▶ _What is expected_
Pull out every line containing the string "seulement".

▶ _Dataset rows_
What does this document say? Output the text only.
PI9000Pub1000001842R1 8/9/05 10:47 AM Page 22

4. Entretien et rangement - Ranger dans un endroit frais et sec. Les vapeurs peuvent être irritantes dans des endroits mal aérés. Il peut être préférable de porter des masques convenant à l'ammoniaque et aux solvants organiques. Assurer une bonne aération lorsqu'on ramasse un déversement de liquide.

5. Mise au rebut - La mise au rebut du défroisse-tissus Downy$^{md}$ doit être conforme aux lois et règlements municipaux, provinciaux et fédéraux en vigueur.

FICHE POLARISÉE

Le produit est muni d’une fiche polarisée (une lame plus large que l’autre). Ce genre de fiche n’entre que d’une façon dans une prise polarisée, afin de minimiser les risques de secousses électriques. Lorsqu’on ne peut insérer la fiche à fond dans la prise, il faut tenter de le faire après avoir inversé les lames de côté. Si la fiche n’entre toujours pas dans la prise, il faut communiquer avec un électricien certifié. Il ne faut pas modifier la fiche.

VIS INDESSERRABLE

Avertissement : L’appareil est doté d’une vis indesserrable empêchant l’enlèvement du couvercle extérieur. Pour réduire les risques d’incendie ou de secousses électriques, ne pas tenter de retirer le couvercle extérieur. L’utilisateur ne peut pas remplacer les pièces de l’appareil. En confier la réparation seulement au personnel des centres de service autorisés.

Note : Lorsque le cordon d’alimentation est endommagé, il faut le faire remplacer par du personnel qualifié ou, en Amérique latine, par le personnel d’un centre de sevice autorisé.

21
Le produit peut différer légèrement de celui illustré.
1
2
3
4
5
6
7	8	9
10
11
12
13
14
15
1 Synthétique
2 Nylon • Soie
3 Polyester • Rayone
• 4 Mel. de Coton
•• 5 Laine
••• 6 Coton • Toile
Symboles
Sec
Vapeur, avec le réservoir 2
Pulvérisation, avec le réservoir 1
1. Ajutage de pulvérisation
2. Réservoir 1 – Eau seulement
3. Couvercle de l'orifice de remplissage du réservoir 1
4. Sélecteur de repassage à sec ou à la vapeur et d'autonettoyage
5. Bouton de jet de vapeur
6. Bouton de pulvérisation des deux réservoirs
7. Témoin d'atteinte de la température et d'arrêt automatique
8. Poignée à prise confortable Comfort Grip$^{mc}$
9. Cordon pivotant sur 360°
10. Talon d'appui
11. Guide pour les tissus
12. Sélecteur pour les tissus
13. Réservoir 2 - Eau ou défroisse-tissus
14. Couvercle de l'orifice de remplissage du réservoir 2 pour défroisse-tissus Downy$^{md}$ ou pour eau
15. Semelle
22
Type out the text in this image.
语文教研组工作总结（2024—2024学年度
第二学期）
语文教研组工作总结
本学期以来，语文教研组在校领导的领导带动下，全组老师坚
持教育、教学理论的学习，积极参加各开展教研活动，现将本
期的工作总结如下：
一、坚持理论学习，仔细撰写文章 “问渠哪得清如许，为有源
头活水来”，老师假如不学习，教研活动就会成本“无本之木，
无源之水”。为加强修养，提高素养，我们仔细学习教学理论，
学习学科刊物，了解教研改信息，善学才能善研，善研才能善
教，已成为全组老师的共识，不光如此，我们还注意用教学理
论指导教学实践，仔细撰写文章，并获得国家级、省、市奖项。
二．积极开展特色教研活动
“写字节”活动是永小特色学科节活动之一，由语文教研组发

▶ _Exercise answer_
Avertissement : L’appareil est doté d’une vis indesserrable empêchant l’enlèvement du couvercle extérieur. Pour réduire les risques d’incendie ou de secousses électriques, ne pas tenter de retirer le couvercle extérieur. L’utilisateur ne peut pas remplacer les pièces de l’appareil. En confier la réparation seulement au personnel des centres de service autorisés.
2. Réservoir 1 – Eau seulement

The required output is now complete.